§ INPUT DATA
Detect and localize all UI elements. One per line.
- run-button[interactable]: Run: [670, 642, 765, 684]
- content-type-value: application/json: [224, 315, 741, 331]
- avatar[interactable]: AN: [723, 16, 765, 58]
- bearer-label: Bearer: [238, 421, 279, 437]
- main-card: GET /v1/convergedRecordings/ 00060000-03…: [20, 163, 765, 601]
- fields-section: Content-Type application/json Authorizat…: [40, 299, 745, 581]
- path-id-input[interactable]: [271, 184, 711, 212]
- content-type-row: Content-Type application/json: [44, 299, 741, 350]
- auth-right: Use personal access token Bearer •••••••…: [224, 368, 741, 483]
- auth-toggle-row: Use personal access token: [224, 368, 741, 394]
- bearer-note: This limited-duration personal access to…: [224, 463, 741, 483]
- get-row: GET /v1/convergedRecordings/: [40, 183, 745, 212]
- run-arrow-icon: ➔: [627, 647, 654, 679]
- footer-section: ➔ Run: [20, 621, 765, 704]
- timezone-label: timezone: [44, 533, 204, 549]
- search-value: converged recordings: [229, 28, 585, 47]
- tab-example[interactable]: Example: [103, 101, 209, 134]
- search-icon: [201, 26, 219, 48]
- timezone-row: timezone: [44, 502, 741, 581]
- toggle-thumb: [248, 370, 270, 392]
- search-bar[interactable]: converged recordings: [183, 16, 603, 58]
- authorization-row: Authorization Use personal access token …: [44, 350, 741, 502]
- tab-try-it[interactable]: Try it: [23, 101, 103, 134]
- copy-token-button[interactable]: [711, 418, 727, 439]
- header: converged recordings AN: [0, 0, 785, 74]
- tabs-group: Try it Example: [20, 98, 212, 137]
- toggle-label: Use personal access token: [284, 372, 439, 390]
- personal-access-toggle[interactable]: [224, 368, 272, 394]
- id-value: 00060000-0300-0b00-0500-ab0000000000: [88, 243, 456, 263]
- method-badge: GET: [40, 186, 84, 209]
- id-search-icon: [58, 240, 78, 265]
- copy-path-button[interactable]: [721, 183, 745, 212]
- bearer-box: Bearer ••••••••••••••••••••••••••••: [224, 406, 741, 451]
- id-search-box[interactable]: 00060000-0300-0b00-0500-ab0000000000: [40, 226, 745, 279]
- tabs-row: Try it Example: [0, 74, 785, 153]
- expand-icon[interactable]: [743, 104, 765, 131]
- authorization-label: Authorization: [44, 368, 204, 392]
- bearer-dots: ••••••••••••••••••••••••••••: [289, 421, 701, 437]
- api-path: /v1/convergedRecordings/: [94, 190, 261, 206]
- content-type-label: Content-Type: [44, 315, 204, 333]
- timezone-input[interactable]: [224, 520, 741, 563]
--
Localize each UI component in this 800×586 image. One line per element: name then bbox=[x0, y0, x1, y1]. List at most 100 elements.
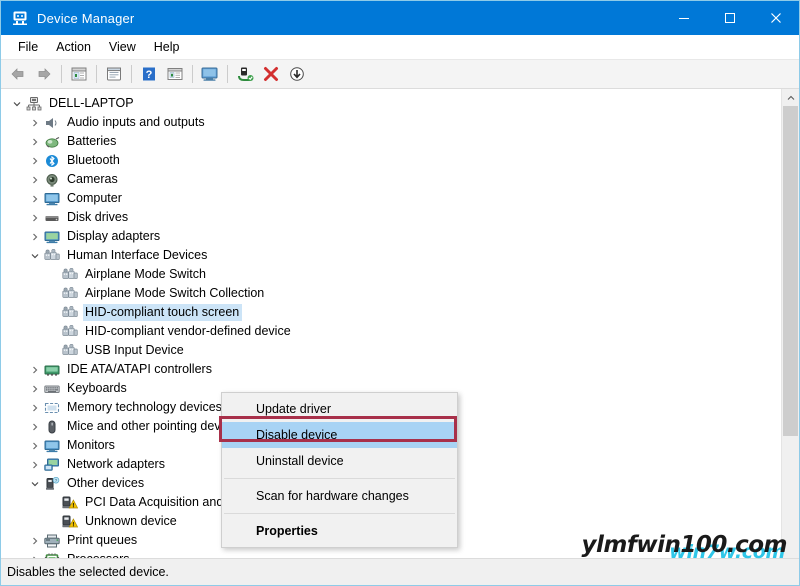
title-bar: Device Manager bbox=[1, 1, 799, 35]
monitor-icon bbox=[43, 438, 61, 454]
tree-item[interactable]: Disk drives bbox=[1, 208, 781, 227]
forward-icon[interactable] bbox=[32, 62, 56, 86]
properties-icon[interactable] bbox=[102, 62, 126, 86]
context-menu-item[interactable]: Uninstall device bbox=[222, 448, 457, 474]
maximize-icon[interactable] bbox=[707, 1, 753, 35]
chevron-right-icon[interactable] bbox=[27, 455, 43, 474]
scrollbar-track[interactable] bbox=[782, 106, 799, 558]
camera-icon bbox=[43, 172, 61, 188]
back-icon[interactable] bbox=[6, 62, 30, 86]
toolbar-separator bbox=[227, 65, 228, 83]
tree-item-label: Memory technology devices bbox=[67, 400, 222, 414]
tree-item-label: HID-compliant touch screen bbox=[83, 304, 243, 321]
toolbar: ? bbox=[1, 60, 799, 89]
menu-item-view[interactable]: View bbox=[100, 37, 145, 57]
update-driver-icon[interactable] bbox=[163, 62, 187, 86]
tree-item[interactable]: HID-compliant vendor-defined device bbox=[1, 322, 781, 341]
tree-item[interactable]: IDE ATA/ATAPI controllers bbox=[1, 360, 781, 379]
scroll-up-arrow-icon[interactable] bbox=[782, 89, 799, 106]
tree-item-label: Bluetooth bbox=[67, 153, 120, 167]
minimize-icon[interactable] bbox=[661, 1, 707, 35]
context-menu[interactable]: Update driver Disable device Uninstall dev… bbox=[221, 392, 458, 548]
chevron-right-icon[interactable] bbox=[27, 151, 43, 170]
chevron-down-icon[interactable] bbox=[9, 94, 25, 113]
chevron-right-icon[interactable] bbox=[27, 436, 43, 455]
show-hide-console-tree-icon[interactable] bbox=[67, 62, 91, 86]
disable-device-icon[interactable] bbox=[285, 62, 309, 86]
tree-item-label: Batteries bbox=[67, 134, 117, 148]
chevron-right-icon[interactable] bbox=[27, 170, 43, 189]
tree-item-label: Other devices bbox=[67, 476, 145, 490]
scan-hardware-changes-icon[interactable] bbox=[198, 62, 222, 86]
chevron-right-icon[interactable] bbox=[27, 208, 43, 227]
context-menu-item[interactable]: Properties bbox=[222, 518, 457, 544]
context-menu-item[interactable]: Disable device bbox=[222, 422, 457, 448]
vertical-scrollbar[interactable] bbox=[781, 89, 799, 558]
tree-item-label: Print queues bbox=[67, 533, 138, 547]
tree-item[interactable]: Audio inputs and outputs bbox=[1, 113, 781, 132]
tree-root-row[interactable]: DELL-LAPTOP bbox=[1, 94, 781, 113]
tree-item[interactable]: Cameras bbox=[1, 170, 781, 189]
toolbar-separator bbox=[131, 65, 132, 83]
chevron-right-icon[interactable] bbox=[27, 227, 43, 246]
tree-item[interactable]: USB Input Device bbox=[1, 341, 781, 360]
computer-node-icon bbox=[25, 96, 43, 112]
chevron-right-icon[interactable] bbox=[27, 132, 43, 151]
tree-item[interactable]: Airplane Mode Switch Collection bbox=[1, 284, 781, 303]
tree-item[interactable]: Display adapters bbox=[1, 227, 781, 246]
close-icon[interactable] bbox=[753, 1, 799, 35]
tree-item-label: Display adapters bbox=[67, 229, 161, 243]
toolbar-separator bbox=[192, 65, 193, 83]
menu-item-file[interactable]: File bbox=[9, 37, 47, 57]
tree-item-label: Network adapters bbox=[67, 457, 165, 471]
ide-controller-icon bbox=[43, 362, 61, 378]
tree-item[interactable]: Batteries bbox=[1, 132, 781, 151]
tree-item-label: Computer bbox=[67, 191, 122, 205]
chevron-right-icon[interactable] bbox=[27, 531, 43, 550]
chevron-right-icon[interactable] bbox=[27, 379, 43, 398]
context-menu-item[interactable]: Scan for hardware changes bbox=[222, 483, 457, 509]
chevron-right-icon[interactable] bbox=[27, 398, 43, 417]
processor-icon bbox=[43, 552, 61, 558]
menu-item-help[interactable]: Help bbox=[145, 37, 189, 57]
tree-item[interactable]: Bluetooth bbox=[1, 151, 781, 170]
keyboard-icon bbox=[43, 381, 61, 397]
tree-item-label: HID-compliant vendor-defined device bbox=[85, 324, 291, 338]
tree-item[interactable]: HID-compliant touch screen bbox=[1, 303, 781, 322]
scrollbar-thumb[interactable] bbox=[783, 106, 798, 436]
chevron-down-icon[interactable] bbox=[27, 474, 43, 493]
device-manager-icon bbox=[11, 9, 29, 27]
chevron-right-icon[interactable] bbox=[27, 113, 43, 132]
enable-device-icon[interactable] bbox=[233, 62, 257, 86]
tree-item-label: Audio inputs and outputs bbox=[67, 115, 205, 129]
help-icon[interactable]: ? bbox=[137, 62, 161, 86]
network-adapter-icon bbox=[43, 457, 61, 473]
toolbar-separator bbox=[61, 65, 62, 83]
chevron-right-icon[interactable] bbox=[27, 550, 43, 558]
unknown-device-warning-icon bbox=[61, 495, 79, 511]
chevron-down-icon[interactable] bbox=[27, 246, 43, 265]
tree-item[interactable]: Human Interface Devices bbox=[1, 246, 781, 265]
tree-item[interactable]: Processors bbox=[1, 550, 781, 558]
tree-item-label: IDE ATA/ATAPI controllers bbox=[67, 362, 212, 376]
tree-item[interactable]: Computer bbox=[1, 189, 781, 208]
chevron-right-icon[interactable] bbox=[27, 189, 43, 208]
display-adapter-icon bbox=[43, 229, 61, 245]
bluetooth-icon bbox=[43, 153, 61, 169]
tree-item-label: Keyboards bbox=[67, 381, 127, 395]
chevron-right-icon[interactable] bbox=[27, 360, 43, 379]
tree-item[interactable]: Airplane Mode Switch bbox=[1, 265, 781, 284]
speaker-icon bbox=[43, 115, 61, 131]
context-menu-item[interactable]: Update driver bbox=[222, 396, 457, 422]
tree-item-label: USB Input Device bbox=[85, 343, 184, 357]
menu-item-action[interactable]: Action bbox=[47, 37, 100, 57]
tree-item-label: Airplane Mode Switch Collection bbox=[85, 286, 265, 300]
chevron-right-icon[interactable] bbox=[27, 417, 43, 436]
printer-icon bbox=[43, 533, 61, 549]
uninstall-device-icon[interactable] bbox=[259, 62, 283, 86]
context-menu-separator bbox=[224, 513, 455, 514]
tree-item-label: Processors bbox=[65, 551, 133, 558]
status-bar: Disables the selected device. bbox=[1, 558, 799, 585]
---
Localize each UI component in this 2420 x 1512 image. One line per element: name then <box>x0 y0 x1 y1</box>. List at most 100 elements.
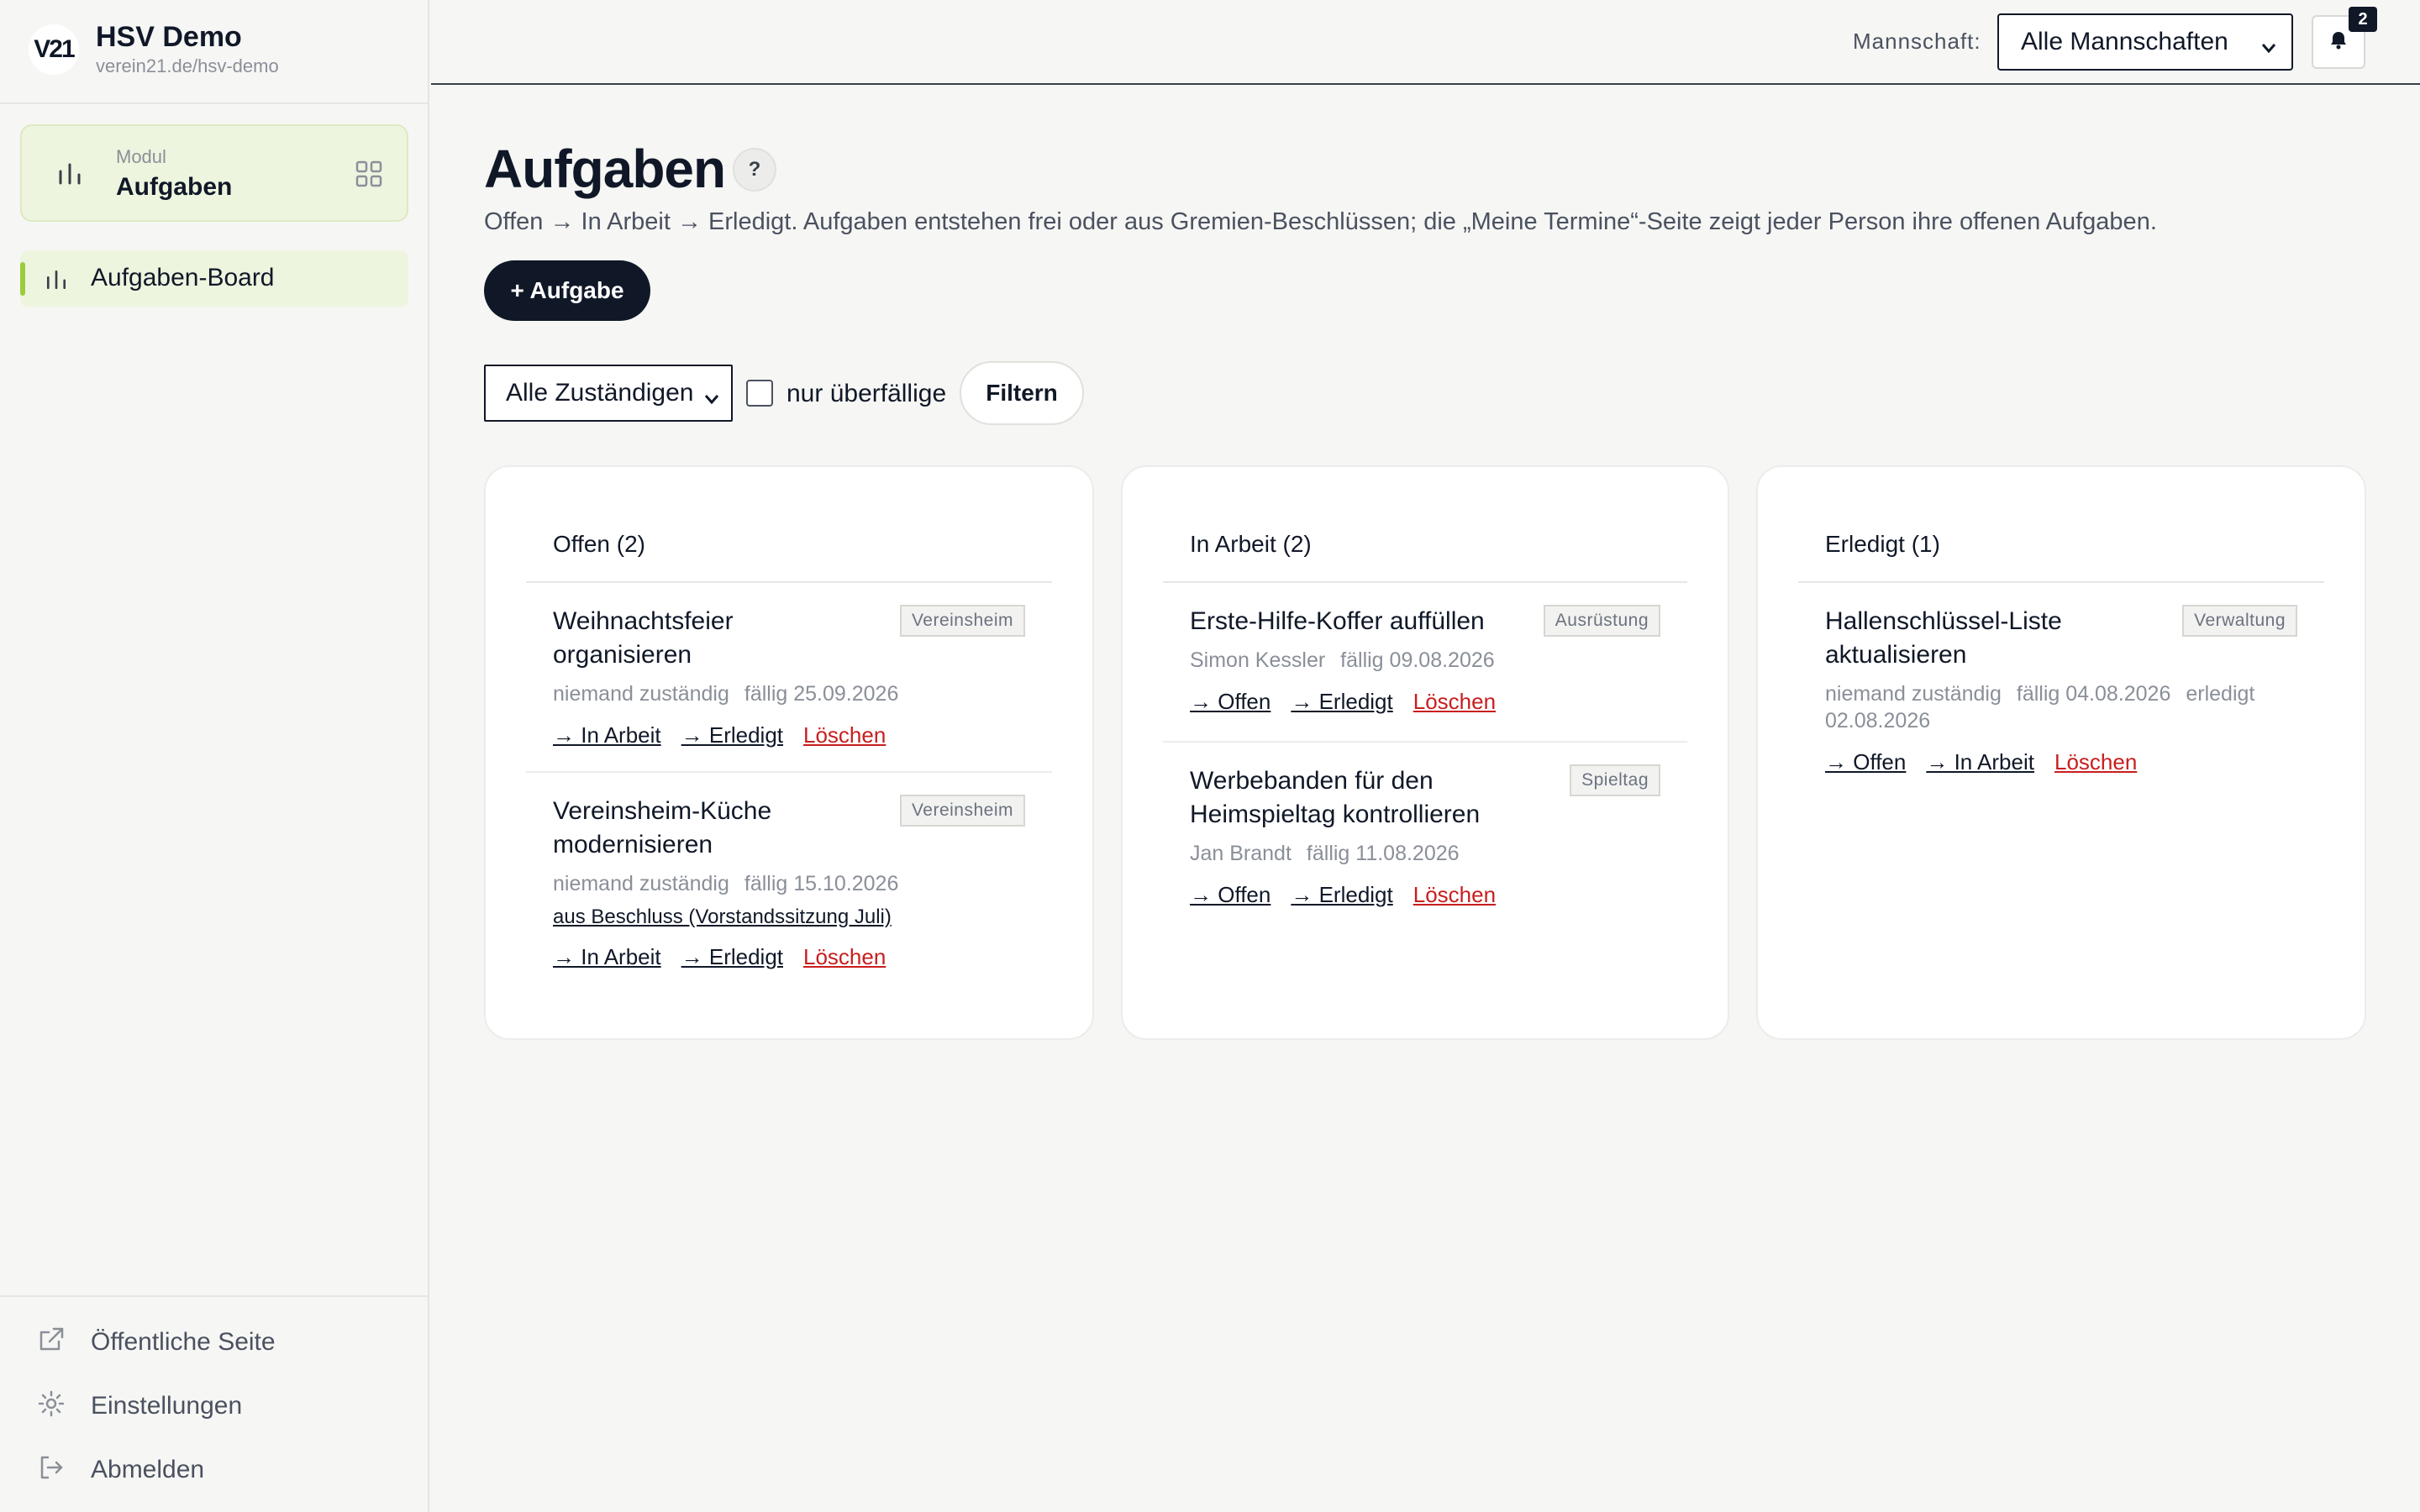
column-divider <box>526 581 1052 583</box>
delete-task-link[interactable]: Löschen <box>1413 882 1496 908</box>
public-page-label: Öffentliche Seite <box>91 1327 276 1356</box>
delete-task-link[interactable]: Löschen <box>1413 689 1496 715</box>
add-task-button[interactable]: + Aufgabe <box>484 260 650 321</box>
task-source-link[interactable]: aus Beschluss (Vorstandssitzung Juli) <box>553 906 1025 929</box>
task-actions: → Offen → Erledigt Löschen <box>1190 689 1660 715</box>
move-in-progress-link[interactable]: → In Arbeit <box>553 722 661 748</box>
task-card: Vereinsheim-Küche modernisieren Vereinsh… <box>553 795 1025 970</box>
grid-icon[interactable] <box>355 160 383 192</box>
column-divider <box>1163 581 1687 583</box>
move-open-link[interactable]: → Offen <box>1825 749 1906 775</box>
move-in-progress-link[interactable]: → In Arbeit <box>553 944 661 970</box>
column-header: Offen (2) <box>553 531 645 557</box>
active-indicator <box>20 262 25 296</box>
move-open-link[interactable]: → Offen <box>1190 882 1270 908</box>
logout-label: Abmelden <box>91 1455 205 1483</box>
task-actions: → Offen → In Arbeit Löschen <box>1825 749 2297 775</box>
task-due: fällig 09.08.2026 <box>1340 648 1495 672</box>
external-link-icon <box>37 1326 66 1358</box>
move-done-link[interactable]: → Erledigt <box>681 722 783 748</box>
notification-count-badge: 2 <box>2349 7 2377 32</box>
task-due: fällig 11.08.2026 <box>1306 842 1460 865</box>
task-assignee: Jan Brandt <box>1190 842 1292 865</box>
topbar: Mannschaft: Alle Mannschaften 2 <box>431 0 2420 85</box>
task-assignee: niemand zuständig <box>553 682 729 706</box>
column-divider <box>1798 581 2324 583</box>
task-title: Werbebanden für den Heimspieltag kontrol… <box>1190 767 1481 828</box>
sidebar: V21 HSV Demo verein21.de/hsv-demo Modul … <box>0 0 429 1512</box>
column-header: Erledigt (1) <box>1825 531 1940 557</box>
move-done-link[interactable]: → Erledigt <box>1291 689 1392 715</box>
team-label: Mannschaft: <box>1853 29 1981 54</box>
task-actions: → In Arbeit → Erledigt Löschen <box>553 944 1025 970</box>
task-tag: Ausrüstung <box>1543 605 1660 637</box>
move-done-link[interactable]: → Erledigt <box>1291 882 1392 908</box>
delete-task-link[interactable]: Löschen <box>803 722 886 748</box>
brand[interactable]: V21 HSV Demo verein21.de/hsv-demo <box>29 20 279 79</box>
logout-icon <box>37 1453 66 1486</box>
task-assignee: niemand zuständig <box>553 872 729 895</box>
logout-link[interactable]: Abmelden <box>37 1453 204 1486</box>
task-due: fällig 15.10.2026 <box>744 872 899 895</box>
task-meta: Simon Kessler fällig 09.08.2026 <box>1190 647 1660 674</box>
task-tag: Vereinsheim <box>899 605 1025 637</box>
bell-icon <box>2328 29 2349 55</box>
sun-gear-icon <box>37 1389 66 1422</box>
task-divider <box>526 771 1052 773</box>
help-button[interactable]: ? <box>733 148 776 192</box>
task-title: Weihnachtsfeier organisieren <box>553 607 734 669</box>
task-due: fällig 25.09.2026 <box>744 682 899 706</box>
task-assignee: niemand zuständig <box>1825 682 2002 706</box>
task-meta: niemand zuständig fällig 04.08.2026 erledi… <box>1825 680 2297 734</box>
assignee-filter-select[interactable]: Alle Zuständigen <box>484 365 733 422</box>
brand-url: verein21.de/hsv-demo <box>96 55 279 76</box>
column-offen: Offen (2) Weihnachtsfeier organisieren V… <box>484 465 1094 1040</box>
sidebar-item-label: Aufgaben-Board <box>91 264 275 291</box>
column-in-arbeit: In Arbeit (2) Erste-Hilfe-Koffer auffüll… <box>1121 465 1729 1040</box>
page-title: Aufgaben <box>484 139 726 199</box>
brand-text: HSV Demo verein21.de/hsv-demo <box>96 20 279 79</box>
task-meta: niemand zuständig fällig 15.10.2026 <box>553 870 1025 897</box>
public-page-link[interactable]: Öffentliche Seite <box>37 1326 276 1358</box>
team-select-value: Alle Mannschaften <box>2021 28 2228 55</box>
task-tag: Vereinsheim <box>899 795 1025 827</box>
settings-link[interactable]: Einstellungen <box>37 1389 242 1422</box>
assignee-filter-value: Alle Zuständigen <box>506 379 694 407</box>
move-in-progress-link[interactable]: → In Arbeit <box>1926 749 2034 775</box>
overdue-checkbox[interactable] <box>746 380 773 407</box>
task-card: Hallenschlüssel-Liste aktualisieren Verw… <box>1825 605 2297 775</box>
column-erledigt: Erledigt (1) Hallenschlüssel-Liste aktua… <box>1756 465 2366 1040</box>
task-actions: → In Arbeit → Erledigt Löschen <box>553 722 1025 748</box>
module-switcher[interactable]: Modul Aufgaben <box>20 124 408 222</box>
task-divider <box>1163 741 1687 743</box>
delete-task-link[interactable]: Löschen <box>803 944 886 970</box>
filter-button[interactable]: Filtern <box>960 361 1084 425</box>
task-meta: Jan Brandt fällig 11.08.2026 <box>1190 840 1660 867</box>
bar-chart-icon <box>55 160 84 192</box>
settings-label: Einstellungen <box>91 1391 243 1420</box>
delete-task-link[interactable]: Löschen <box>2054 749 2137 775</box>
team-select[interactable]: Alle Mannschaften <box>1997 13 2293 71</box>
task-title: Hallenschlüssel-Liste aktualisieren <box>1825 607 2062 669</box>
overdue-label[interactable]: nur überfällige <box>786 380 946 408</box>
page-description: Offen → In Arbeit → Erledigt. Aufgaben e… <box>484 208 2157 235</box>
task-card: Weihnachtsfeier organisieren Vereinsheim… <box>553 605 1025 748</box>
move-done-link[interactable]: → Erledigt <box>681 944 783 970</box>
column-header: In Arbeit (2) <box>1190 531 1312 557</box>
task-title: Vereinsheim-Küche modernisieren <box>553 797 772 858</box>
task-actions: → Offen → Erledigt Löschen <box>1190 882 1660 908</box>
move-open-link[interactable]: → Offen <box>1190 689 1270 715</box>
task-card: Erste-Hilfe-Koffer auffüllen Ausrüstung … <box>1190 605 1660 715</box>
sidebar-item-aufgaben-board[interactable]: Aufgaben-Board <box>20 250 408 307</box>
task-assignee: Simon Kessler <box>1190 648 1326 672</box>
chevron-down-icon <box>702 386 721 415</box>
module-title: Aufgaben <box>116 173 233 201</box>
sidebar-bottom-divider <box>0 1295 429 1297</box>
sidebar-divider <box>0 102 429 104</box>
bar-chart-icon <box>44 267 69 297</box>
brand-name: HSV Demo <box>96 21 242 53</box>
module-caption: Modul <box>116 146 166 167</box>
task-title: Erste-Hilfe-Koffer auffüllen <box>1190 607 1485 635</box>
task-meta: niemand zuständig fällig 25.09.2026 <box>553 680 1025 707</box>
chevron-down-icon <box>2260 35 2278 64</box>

§ DIRECTIONS
In the items above, take the stretch from the line containing "column-divider <box>526 581 1052 583</box>" through the line containing "move-done-link[interactable]: → Erledigt <box>1291 689". Write out only those lines again, changing "Löschen" to "Entfernen" and leaving everything else as it is.

§ SOLUTION TO THE EXERCISE
column-divider <box>526 581 1052 583</box>
delete-task-link[interactable]: Entfernen <box>1413 882 1496 908</box>
public-page-label: Öffentliche Seite <box>91 1327 276 1356</box>
delete-task-link[interactable]: Entfernen <box>1413 689 1496 715</box>
add-task-button[interactable]: + Aufgabe <box>484 260 650 321</box>
task-source-link[interactable]: aus Beschluss (Vorstandssitzung Juli) <box>553 906 1025 929</box>
task-actions: → Offen → Erledigt Entfernen <box>1190 689 1660 715</box>
move-in-progress-link[interactable]: → In Arbeit <box>553 722 661 748</box>
task-card: Vereinsheim-Küche modernisieren Vereinsh… <box>553 795 1025 970</box>
grid-icon[interactable] <box>355 160 383 192</box>
column-divider <box>1163 581 1687 583</box>
move-open-link[interactable]: → Offen <box>1825 749 1906 775</box>
move-in-progress-link[interactable]: → In Arbeit <box>553 944 661 970</box>
column-header: Offen (2) <box>553 531 645 557</box>
active-indicator <box>20 262 25 296</box>
move-open-link[interactable]: → Offen <box>1190 882 1270 908</box>
logout-label: Abmelden <box>91 1455 205 1483</box>
task-actions: → Offen → In Arbeit Entfernen <box>1825 749 2297 775</box>
task-due: fällig 09.08.2026 <box>1340 648 1495 672</box>
external-link-icon <box>37 1326 66 1358</box>
move-done-link[interactable]: → Erledigt <box>681 722 783 748</box>
notification-count-badge: 2 <box>2349 7 2377 32</box>
task-due: fällig 11.08.2026 <box>1306 842 1460 865</box>
task-assignee: Jan Brandt <box>1190 842 1292 865</box>
topbar: Mannschaft: Alle Mannschaften 2 <box>431 0 2420 85</box>
task-assignee: niemand zuständig <box>553 682 729 706</box>
column-divider <box>1798 581 2324 583</box>
task-title: Werbebanden für den Heimspieltag kontrol… <box>1190 767 1481 828</box>
sidebar: V21 HSV Demo verein21.de/hsv-demo Modul … <box>0 0 429 1512</box>
column-header: Erledigt (1) <box>1825 531 1940 557</box>
move-done-link[interactable]: → Erledigt <box>1291 689 1392 715</box>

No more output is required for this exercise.